» Task description
How many lines in the listing below include the word "Savings"? Reply with the count alone.

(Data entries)
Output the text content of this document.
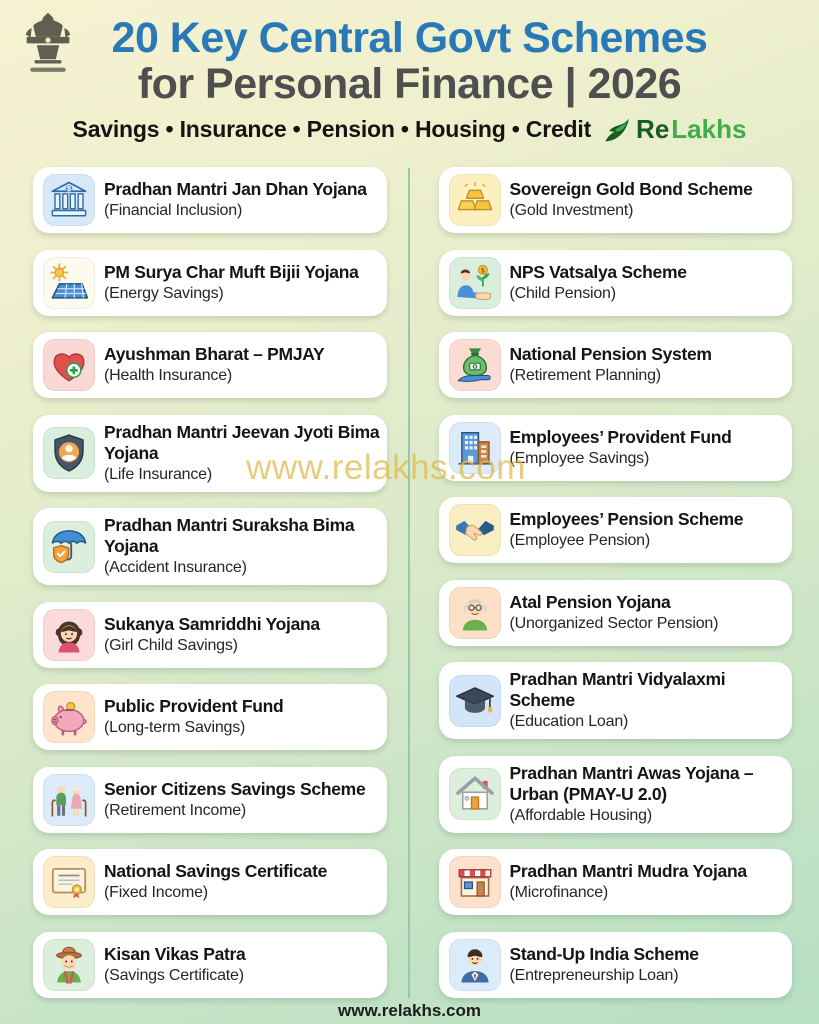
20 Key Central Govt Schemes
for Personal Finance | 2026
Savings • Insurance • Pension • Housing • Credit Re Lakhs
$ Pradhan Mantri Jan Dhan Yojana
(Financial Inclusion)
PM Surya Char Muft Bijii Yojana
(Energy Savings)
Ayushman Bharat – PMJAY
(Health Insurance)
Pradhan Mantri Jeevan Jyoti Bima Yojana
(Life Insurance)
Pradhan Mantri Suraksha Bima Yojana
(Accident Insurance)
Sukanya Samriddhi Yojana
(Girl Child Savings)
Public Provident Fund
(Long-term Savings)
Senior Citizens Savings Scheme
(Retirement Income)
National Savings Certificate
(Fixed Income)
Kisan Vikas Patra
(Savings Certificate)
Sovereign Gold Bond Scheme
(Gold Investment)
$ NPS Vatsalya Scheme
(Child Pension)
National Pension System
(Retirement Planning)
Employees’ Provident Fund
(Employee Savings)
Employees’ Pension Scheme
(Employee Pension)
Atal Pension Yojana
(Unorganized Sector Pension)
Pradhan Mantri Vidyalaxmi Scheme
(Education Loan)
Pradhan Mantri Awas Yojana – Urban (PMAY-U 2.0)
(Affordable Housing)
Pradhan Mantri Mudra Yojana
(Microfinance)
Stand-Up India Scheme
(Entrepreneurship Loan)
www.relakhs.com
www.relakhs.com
* * *
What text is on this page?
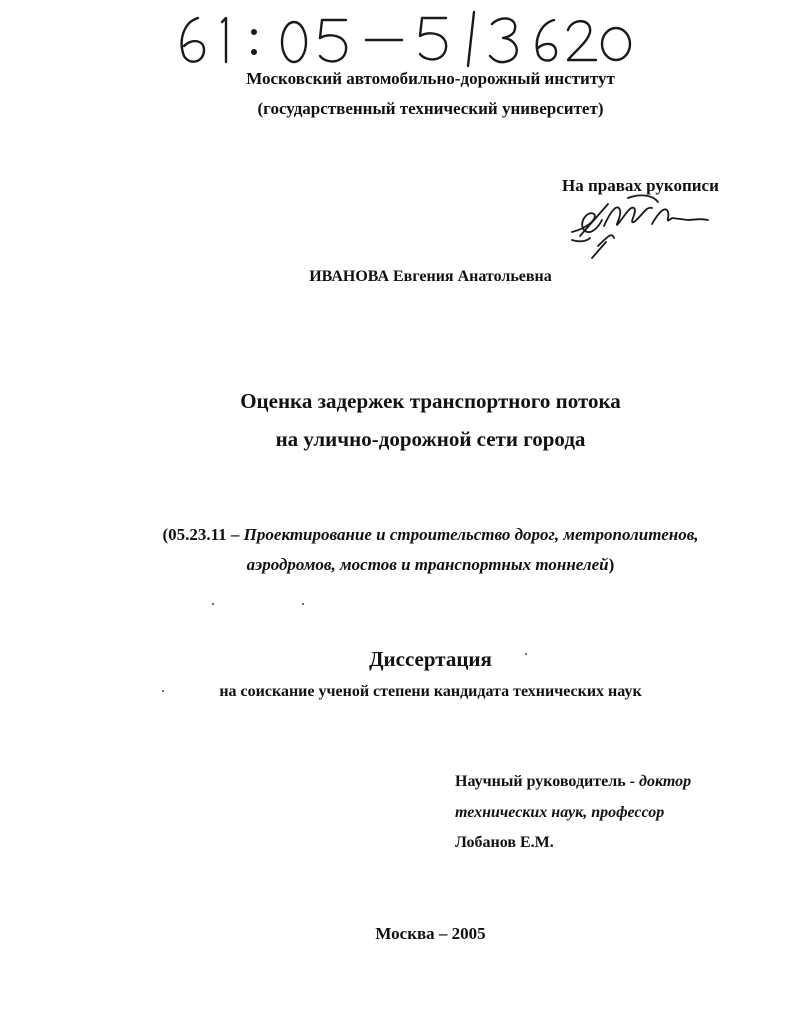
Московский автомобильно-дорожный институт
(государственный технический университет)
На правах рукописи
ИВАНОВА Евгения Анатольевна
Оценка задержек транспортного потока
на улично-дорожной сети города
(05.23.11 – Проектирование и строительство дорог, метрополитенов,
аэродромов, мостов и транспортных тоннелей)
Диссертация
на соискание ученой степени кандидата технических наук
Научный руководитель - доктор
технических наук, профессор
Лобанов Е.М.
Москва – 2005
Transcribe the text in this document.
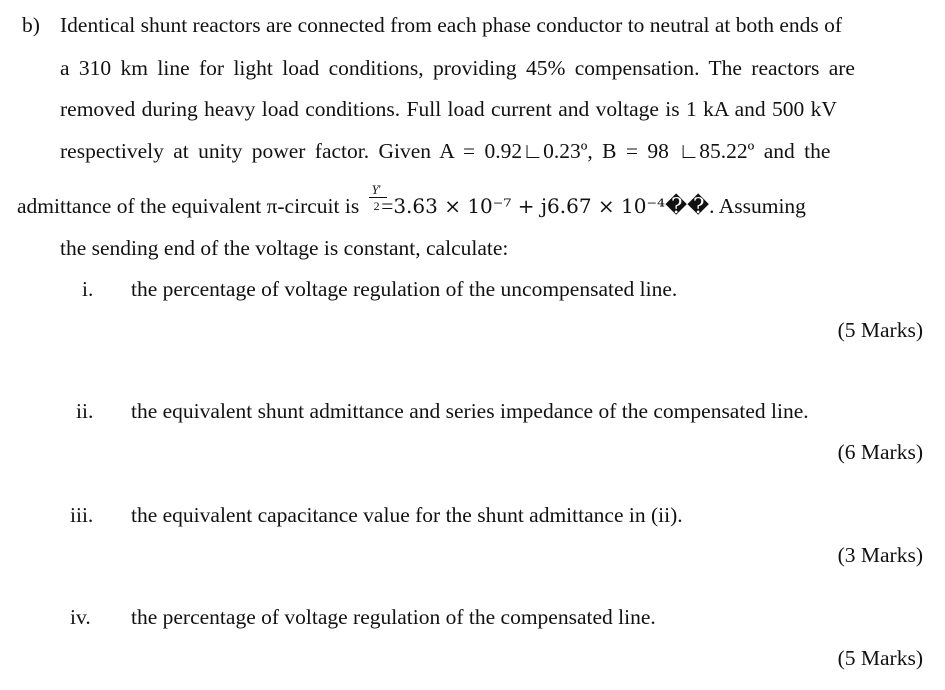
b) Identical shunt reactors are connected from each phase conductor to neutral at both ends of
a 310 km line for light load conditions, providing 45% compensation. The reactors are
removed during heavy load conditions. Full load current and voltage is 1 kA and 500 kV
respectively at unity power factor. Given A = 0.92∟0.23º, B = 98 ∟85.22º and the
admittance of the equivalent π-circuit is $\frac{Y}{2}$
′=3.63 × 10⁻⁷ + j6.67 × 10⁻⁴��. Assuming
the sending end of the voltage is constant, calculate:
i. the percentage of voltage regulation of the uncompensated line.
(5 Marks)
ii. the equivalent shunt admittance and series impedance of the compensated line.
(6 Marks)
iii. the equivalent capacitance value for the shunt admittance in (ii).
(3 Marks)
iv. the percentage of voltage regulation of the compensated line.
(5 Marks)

» Written response
8